Bounding box annotations:

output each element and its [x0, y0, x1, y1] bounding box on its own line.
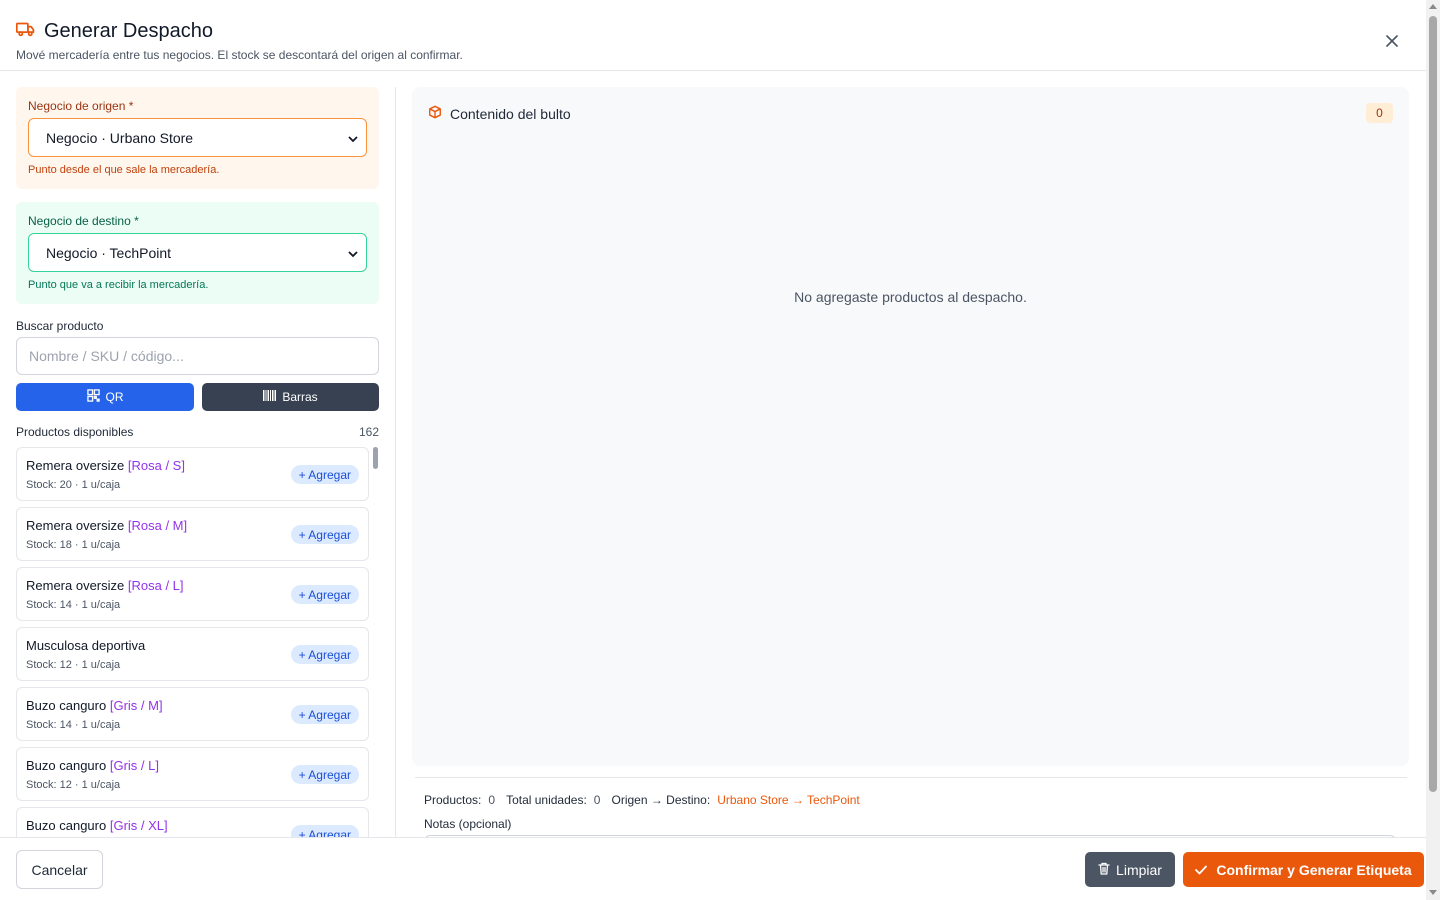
- product-name: Remera oversize: [26, 518, 125, 533]
- page-title: Generar Despacho: [44, 20, 213, 42]
- list-item: Remera oversize [Rosa / S] Stock: 20 · 1…: [16, 447, 369, 501]
- check-icon: [1195, 862, 1208, 878]
- product-stock: Stock: 20 · 1 u/caja: [26, 479, 121, 491]
- product-variant: [Gris / XL]: [109, 818, 168, 833]
- column-divider: [395, 87, 396, 837]
- list-item: Musculosa deportiva Stock: 12 · 1 u/caja…: [16, 627, 369, 681]
- package-title: Contenido del bulto: [450, 105, 571, 122]
- chevron-down-icon: [348, 245, 358, 261]
- product-stock: Stock: 12 · 1 u/caja: [26, 779, 121, 791]
- add-product-button[interactable]: + Agregar: [290, 585, 359, 604]
- package-count-badge: 0: [1366, 103, 1393, 123]
- product-list-scrollbar[interactable]: [372, 447, 379, 838]
- list-item: Buzo canguro [Gris / XL] + Agregar: [16, 807, 369, 838]
- add-product-button[interactable]: + Agregar: [290, 765, 359, 784]
- destination-card: Negocio de destino * Negocio · TechPoint…: [16, 202, 379, 304]
- product-stock: Stock: 18 · 1 u/caja: [26, 539, 121, 551]
- origin-select-value: Negocio · Urbano Store: [46, 129, 194, 146]
- summary-route-value: Urbano Store → TechPoint: [717, 793, 860, 807]
- product-name: Remera oversize: [26, 458, 125, 473]
- destination-label: Negocio de destino *: [28, 214, 139, 228]
- summary-units-value: 0: [593, 793, 601, 807]
- product-stock: Stock: 14 · 1 u/caja: [26, 719, 121, 731]
- add-product-button[interactable]: + Agregar: [290, 645, 359, 664]
- product-variant: [Gris / L]: [109, 758, 159, 773]
- list-item: Buzo canguro [Gris / M] Stock: 14 · 1 u/…: [16, 687, 369, 741]
- dispatch-summary: Productos: 0 Total unidades: 0 Origen → …: [424, 793, 860, 807]
- close-icon: [1386, 34, 1398, 52]
- destination-hint: Punto que va a recibir la mercadería.: [28, 279, 209, 291]
- list-item: Buzo canguro [Gris / L] Stock: 12 · 1 u/…: [16, 747, 369, 801]
- barcode-icon: [263, 390, 277, 404]
- clear-button[interactable]: Limpiar: [1085, 852, 1175, 887]
- product-name: Buzo canguro: [26, 758, 107, 773]
- product-name: Remera oversize: [26, 578, 125, 593]
- empty-state-message: No agregaste productos al despacho.: [794, 289, 1027, 305]
- scroll-up-arrow[interactable]: [1429, 4, 1437, 9]
- list-item: Remera oversize [Rosa / M] Stock: 18 · 1…: [16, 507, 369, 561]
- cancel-button[interactable]: Cancelar: [16, 850, 103, 889]
- product-variant: [Rosa / S]: [127, 458, 185, 473]
- summary-products-label: Productos:: [424, 793, 482, 807]
- product-variant: [Rosa / L]: [127, 578, 184, 593]
- search-input[interactable]: [16, 337, 379, 375]
- summary-divider: [415, 777, 1407, 778]
- barcode-scan-button[interactable]: Barras: [202, 383, 379, 411]
- clear-button-label: Limpiar: [1116, 861, 1162, 878]
- title-row: Generar Despacho: [15, 20, 213, 43]
- add-product-button[interactable]: + Agregar: [290, 705, 359, 724]
- search-label: Buscar producto: [16, 319, 104, 333]
- trash-icon: [1098, 862, 1110, 878]
- scrollbar-thumb[interactable]: [1429, 16, 1437, 792]
- barcode-button-label: Barras: [282, 390, 318, 404]
- box-icon: [428, 105, 442, 122]
- product-variant: [Gris / M]: [109, 698, 163, 713]
- product-variant: [Rosa / M]: [127, 518, 188, 533]
- modal-header: Generar Despacho Mové mercadería entre t…: [0, 0, 1426, 71]
- available-products-count: 162: [358, 425, 379, 439]
- product-stock: Stock: 12 · 1 u/caja: [26, 659, 121, 671]
- page-scrollbar[interactable]: [1426, 0, 1440, 900]
- truck-icon: [15, 21, 35, 42]
- qr-button-label: QR: [105, 390, 124, 404]
- origin-label: Negocio de origen *: [28, 99, 134, 113]
- package-title-row: Contenido del bulto: [428, 105, 571, 122]
- summary-units-label: Total unidades:: [506, 793, 587, 807]
- summary-products-value: 0: [488, 793, 496, 807]
- package-panel: Contenido del bulto 0 No agregaste produ…: [412, 87, 1409, 766]
- product-stock: Stock: 14 · 1 u/caja: [26, 599, 121, 611]
- product-list: Remera oversize [Rosa / S] Stock: 20 · 1…: [16, 447, 379, 838]
- product-name: Buzo canguro: [26, 698, 107, 713]
- product-list-scroll-thumb[interactable]: [373, 447, 378, 469]
- origin-hint: Punto desde el que sale la mercadería.: [28, 164, 220, 176]
- notes-label: Notas (opcional): [424, 817, 512, 831]
- qr-code-icon: [86, 389, 100, 405]
- origin-select[interactable]: Negocio · Urbano Store: [28, 118, 367, 157]
- product-name: Musculosa deportiva: [26, 638, 146, 653]
- add-product-button[interactable]: + Agregar: [290, 525, 359, 544]
- destination-select[interactable]: Negocio · TechPoint: [28, 233, 367, 272]
- page-subtitle: Mové mercadería entre tus negocios. El s…: [16, 48, 463, 62]
- product-name: Buzo canguro: [26, 818, 107, 833]
- modal-footer: Cancelar Limpiar Confirmar y Generar Eti…: [0, 837, 1426, 900]
- scroll-down-arrow[interactable]: [1429, 890, 1437, 895]
- chevron-down-icon: [348, 130, 358, 146]
- qr-scan-button[interactable]: QR: [16, 383, 194, 411]
- available-products-label: Productos disponibles: [16, 425, 134, 439]
- destination-select-value: Negocio · TechPoint: [46, 244, 172, 261]
- confirm-generate-label-button[interactable]: Confirmar y Generar Etiqueta: [1183, 852, 1424, 887]
- summary-route-label: Origen → Destino:: [611, 793, 711, 807]
- list-item: Remera oversize [Rosa / L] Stock: 14 · 1…: [16, 567, 369, 621]
- close-button[interactable]: [1381, 32, 1403, 54]
- add-product-button[interactable]: + Agregar: [290, 465, 359, 484]
- origin-card: Negocio de origen * Negocio · Urbano Sto…: [16, 87, 379, 189]
- confirm-button-label: Confirmar y Generar Etiqueta: [1216, 861, 1412, 878]
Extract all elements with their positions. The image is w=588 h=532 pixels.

■ What this task involves
How many lines contain the word "deportiva"? Give only the number.

■ The answer
2